→ **WHAT TO WORK ON**
Reproduce the entire listing word for word.

◆ ◆ ◆ ◆

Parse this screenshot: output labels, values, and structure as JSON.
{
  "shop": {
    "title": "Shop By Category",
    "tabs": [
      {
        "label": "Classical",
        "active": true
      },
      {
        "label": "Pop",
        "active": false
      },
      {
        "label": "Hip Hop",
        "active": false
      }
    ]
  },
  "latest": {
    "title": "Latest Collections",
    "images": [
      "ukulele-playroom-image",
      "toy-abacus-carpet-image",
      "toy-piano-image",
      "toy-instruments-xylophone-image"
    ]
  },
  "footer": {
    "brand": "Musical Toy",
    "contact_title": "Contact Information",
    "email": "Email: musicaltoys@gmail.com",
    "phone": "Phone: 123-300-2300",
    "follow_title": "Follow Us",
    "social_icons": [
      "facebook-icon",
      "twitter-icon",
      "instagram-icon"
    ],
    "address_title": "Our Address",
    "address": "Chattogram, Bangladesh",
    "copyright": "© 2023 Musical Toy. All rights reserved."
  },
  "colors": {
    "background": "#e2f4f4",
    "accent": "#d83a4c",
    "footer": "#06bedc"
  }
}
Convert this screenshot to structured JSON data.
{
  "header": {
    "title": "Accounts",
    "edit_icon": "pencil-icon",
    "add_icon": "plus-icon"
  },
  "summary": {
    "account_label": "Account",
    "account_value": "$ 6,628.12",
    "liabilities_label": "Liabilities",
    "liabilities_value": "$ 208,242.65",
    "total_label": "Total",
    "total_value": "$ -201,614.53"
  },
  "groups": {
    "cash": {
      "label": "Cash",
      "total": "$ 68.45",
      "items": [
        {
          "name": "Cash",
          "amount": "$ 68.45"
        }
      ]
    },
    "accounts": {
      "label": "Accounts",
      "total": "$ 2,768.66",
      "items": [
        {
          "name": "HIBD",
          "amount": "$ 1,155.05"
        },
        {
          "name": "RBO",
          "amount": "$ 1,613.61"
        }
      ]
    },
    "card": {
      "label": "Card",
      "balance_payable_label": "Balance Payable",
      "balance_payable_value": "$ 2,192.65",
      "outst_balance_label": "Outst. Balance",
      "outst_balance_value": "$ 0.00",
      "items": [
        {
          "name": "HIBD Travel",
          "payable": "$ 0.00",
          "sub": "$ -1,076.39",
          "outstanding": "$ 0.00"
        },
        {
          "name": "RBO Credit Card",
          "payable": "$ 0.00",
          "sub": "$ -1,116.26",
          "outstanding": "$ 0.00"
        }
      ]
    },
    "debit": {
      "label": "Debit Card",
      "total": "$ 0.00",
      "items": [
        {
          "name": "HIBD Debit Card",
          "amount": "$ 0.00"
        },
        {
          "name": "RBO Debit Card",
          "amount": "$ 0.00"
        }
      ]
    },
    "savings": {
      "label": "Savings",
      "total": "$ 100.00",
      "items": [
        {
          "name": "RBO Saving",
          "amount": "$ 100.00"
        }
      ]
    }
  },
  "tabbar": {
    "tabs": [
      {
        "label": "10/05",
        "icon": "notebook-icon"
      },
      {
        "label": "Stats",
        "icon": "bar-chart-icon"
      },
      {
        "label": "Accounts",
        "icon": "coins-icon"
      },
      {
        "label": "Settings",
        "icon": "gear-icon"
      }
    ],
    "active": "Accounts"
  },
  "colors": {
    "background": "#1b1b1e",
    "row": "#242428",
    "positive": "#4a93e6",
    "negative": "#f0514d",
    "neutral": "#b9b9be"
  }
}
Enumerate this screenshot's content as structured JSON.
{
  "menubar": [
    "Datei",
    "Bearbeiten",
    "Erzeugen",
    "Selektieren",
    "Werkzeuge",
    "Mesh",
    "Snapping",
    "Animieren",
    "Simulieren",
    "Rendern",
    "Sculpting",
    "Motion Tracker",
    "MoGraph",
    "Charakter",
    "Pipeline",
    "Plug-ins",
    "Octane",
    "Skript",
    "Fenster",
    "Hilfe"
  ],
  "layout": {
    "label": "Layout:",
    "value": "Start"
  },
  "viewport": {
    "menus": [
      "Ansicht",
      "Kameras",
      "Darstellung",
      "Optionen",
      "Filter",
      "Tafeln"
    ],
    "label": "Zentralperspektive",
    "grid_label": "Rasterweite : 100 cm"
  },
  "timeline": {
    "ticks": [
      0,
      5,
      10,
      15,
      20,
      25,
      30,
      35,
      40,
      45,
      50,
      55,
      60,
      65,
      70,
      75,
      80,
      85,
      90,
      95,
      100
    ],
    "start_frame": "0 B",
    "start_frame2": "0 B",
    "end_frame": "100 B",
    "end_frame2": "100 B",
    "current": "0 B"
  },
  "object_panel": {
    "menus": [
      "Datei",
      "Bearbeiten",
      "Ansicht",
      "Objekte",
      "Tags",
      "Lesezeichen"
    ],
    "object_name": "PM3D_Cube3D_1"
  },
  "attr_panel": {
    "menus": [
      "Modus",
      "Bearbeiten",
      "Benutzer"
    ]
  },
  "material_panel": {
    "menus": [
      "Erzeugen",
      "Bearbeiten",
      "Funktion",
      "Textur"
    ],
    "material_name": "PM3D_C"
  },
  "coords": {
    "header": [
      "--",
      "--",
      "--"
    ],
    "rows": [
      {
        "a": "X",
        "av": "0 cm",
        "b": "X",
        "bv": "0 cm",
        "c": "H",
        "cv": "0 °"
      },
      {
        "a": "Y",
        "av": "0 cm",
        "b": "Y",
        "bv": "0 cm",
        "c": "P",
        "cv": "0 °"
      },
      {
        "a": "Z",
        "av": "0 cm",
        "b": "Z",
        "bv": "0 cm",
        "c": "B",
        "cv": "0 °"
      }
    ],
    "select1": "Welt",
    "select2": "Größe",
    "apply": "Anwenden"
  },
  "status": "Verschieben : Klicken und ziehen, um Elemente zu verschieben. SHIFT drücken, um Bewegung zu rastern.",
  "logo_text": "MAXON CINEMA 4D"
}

◆ ◆ ◆ ◆

→ **EXERCISE OUTPUT**
Parse this screenshot: output labels, values, and structure as JSON.
{
  "shop": {
    "title": "Shop By Category",
    "tabs": [
      {
        "label": "Classical",
        "active": true
      },
      {
        "label": "Pop",
        "active": false
      },
      {
        "label": "Hip Hop",
        "active": false
      }
    ]
  },
  "latest": {
    "title": "Latest Collections",
    "images": [
      "ukulele-playroom-image",
      "toy-abacus-carpet-image",
      "toy-piano-image",
      "toy-instruments-xylophone-image"
    ]
  },
  "footer": {
    "brand": "Musical Toy",
    "contact_title": "Contact Information",
    "email": "Email: musicaltoys@gmail.com",
    "phone": "Phone: 123-300-2300",
    "follow_title": "Follow Us",
    "social_icons": [
      "facebook-icon",
      "twitter-icon",
      "instagram-icon"
    ],
    "address_title": "Our Address",
    "address": "Chattogram, Bangladesh",
    "copyright": "© 2023 Musical Toy. All rights reserved."
  },
  "colors": {
    "background": "#e2f4f4",
    "accent": "#d83a4c",
    "footer": "#06bedc"
  }
}
Convert this screenshot to structured JSON data.
{
  "header": {
    "title": "Accounts",
    "edit_icon": "pencil-icon",
    "add_icon": "plus-icon"
  },
  "summary": {
    "account_label": "Account",
    "account_value": "$ 6,628.12",
    "liabilities_label": "Liabilities",
    "liabilities_value": "$ 208,242.65",
    "total_label": "Total",
    "total_value": "$ -201,614.53"
  },
  "groups": {
    "cash": {
      "label": "Cash",
      "total": "$ 68.45",
      "items": [
        {
          "name": "Cash",
          "amount": "$ 68.45"
        }
      ]
    },
    "accounts": {
      "label": "Accounts",
      "total": "$ 2,768.66",
      "items": [
        {
          "name": "HIBD",
          "amount": "$ 1,155.05"
        },
        {
          "name": "RBO",
          "amount": "$ 1,613.61"
        }
      ]
    },
    "card": {
      "label": "Card",
      "balance_payable_label": "Balance Payable",
      "balance_payable_value": "$ 2,192.65",
      "outst_balance_label": "Outst. Balance",
      "outst_balance_value": "$ 0.00",
      "items": [
        {
          "name": "HIBD Travel",
          "payable": "$ 0.00",
          "sub": "$ -1,076.39",
          "outstanding": "$ 0.00"
        },
        {
          "name": "RBO Credit Card",
          "payable": "$ 0.00",
          "sub": "$ -1,116.26",
          "outstanding": "$ 0.00"
        }
      ]
    },
    "debit": {
      "label": "Debit Card",
      "total": "$ 0.00",
      "items": [
        {
          "name": "HIBD Debit Card",
          "amount": "$ 0.00"
        },
        {
          "name": "RBO Debit Card",
          "amount": "$ 0.00"
        }
      ]
    },
    "savings": {
      "label": "Savings",
      "total": "$ 100.00",
      "items": [
        {
          "name": "RBO Saving",
          "amount": "$ 100.00"
        }
      ]
    }
  },
  "tabbar": {
    "tabs": [
      {
        "label": "10/05",
        "icon": "notebook-icon"
      },
      {
        "label": "Stats",
        "icon": "bar-chart-icon"
      },
      {
        "label": "Accounts",
        "icon": "coins-icon"
      },
      {
        "label": "Settings",
        "icon": "gear-icon"
      }
    ],
    "active": "Accounts"
  },
  "colors": {
    "background": "#1b1b1e",
    "row": "#242428",
    "positive": "#4a93e6",
    "negative": "#f0514d",
    "neutral": "#b9b9be"
  }
}
Enumerate this screenshot's content as structured JSON.
{
  "menubar": [
    "Datei",
    "Bearbeiten",
    "Erzeugen",
    "Selektieren",
    "Werkzeuge",
    "Mesh",
    "Snapping",
    "Animieren",
    "Simulieren",
    "Rendern",
    "Sculpting",
    "Motion Tracker",
    "MoGraph",
    "Charakter",
    "Pipeline",
    "Plug-ins",
    "Octane",
    "Skript",
    "Fenster",
    "Hilfe"
  ],
  "layout": {
    "label": "Layout:",
    "value": "Start"
  },
  "viewport": {
    "menus": [
      "Ansicht",
      "Kameras",
      "Darstellung",
      "Optionen",
      "Filter",
      "Tafeln"
    ],
    "label": "Zentralperspektive",
    "grid_label": "Rasterweite : 100 cm"
  },
  "timeline": {
    "ticks": [
      0,
      5,
      10,
      15,
      20,
      25,
      30,
      35,
      40,
      45,
      50,
      55,
      60,
      65,
      70,
      75,
      80,
      85,
      90,
      95,
      100
    ],
    "start_frame": "0 B",
    "start_frame2": "0 B",
    "end_frame": "100 B",
    "end_frame2": "100 B",
    "current": "0 B"
  },
  "object_panel": {
    "menus": [
      "Datei",
      "Bearbeiten",
      "Ansicht",
      "Objekte",
      "Tags",
      "Lesezeichen"
    ],
    "object_name": "PM3D_Cube3D_1"
  },
  "attr_panel": {
    "menus": [
      "Modus",
      "Bearbeiten",
      "Benutzer"
    ]
  },
  "material_panel": {
    "menus": [
      "Erzeugen",
      "Bearbeiten",
      "Funktion",
      "Textur"
    ],
    "material_name": "PM3D_C"
  },
  "coords": {
    "header": [
      "--",
      "--",
      "--"
    ],
    "rows": [
      {
        "a": "X",
        "av": "0 cm",
        "b": "X",
        "bv": "0 cm",
        "c": "H",
        "cv": "0 °"
      },
      {
        "a": "Y",
        "av": "0 cm",
        "b": "Y",
        "bv": "0 cm",
        "c": "P",
        "cv": "0 °"
      },
      {
        "a": "Z",
        "av": "0 cm",
        "b": "Z",
        "bv": "0 cm",
        "c": "B",
        "cv": "0 °"
      }
    ],
    "select1": "Welt",
    "select2": "Größe",
    "apply": "Anwenden"
  },
  "status": "Verschieben : Klicken und ziehen, um Elemente zu verschieben. SHIFT drücken, um Bewegung zu rastern.",
  "logo_text": "MAXON CINEMA 4D"
}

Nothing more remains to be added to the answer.